Set tasks:
A: From the travel post below, transcribe the passage that begins at the words "Yeah, I ate" and stops after "voice than fear.".
B: Translate this sentence from the travel post into Spanish: "Living in Africa has reminded me how little I really need to get by."

━━ Page extract ━━

It’s January here. Just like it is all around the world. Yet, I’m having a hard time remembering that it’s a new season, and a new year. For one thing, it’s hot. I keep talking of summer like it’s just around the corner, not six months away. Time seems so continuous here, unmarked by changing weather, unconstrained by the structure I’m used to back home.
Agona Akrofu, Ghana 2013
It feels a bit strange to contemplate new resolutions. So much has happened and changed in the last year, I’m not sure how to quantify or qualify these changes.
A year ago, I wrote about the process of letting go. I wrote about the fear of quitting my job and leaving my home. I wrote about the loss of security and the knowledge of what comes next. I wrote about choosing to step out in faith and the things I wanted to pursue during my travels: community, simplicity, heart transformation. I wrote of tangible things too — destinations I wanted to discover and languages I wanted to learn.
-Scuba dive in Thailand
-See as many sunrises and sunsets as possible
-Learn and love with abandon
-Study religion in Morocco
-Spend Christmas in Israel or Turkey
I didn’t accomplish even half of these things. I never made it to Thailand, I slept through more sunrises than I intended, and my French still really sucks. I didn’t travel to Israel or Turkey, and the only thing I studied in Morocco was the food. I’m still working on all the rest.
Yeah, I ate the whole box.
Essaouria, Morocco 2013
Still, 2013 was one hell of a year and I couldn’t have asked for anything more. I honestly don’t care that I didn’t get to see or do everything I had hoped or expected. I have no regrets. This journey has never been about a bucket list of must see places or experiences. It’s about seeking. Seeking a lifestyle that correlates with my values and beliefs, living in community, loving and learning. What matters the most is who I’m becoming.
I want to continue this sentiment into the next year. Instead of making a new to-do list filled with tangible items to be crossed off, I’d rather set some intentions.
Intentions for 2014
– I want to continue allowing faith to be a louder voice than fear.
I have no idea what the next year will bring. This terrifies and excites me at the same time. I’m so tempted to base my decisions on safe options, allowing fear and anxiety to take control. Instead, I want to wait in hopeful expectation as things unfold.
-Travel slowly and with purpose.
I have been the most content and happy while living and volunteering in Ghana. When I was traveling in Europe I felt burned out and overwhelmed by the velocity of goodbyes. I spent a lot more time alone, taking in the sights, hopping from place to place, following my whims.
I think it’s important and healthier for me if I slow down while traveling and volunteer more. I love having a purpose in teaching at the school, and really establishing relationships with the locals. I don’t have to stay in one place for five months each time, but I need to be more aware of my movement and the reason I’m traveling.
Hanging out with the other volunteers and our host Dad, Pastor Joe
Teiman, Ghana 2013
-Live (even more) simply.
I realized I’ve been living like a middle-class backpacker. I’ve been traveling cheaply, but indulging more than I need to. Living in Africa has reminded me how little I really need to get by. My happiness doesn’t come from seeing tourist attractions or having that second beer with dinner. I enjoy those things, but I don’t need them.

━━━
━━ Excerpted data ━━

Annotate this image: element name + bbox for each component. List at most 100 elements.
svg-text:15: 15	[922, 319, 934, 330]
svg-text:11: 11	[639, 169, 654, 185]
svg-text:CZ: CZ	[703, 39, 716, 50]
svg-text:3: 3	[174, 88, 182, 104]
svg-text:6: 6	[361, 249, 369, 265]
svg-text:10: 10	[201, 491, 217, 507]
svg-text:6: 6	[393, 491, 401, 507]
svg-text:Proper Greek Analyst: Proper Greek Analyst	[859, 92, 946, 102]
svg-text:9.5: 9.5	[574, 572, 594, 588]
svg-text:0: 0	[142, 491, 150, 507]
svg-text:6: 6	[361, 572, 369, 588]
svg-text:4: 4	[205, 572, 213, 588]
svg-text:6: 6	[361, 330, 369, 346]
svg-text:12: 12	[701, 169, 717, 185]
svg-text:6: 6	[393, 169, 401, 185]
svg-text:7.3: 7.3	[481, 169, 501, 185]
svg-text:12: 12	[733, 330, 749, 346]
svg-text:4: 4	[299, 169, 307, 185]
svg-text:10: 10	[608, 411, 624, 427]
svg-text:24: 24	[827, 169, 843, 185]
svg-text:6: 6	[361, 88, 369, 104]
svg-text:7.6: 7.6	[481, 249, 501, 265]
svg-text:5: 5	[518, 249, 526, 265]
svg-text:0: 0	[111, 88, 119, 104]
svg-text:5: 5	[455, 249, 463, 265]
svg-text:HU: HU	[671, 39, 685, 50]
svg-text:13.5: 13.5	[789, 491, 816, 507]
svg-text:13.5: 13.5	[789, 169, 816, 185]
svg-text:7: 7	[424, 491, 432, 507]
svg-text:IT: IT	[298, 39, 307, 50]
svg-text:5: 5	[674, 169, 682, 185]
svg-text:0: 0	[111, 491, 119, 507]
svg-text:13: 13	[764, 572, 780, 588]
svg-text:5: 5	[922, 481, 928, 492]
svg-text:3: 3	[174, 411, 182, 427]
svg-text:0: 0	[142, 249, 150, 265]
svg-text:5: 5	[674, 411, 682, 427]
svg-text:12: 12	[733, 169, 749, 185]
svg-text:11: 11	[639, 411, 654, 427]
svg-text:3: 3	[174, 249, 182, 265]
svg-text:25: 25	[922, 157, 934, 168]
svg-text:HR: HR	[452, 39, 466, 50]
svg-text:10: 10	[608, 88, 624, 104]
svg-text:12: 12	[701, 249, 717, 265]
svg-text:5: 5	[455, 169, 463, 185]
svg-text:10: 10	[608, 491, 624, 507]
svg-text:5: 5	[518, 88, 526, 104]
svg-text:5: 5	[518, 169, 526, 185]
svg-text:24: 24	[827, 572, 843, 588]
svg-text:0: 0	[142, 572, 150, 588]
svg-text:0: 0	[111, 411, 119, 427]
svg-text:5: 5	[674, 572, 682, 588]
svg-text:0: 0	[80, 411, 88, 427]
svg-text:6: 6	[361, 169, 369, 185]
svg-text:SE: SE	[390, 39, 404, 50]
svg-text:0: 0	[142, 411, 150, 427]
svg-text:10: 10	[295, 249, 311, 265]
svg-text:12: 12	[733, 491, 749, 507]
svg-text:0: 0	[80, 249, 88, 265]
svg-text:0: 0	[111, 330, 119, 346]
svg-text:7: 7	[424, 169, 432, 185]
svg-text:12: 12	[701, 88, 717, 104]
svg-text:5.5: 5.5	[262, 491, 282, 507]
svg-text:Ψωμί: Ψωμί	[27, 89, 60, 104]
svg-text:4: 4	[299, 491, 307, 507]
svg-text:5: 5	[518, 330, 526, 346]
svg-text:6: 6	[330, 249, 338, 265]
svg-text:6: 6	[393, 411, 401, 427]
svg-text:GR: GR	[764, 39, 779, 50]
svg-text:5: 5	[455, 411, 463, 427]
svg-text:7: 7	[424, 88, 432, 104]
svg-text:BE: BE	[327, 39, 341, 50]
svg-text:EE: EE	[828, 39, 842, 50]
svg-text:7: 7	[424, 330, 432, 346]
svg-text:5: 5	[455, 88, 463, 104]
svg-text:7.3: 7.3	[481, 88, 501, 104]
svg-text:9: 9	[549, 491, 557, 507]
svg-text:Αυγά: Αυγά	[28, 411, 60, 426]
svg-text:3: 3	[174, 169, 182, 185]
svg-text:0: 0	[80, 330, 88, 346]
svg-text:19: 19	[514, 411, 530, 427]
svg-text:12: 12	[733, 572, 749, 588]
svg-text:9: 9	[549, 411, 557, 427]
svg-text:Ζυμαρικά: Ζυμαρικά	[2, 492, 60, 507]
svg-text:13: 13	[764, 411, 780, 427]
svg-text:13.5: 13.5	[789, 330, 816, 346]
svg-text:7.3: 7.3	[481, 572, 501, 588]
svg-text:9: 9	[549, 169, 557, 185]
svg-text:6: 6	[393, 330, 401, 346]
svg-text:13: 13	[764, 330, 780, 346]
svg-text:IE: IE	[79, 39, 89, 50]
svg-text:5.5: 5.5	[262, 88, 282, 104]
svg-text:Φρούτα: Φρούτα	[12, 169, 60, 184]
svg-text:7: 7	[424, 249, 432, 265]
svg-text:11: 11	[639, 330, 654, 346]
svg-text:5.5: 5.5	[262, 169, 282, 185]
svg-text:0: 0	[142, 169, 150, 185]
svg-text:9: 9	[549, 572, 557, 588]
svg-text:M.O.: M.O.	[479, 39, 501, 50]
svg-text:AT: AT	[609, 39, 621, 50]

━━━

Responses for each task:
A:
Yeah, I ate the whole box.
Essaouria, Morocco 2013
Still, 2013 was one hell of a year and I couldn’t have asked for anything more. I honestly don’t care that I didn’t get to see or do everything I had hoped or expected. I have no regrets. This journey has never been about a bucket list of must see places or experiences. It’s about seeking. Seeking a lifestyle that correlates with my values and beliefs, living in community, loving and learning. What matters the most is who I’m becoming.
I want to continue this sentiment into the next year. Instead of making a new to-do list filled with tangible items to be crossed off, I’d rather set some intentions.
Intentions for 2014
– I want to continue allowing faith to be a louder voice than fear.

B: Vivir en África me ha recordado lo poco que realmente necesito para salir adelante.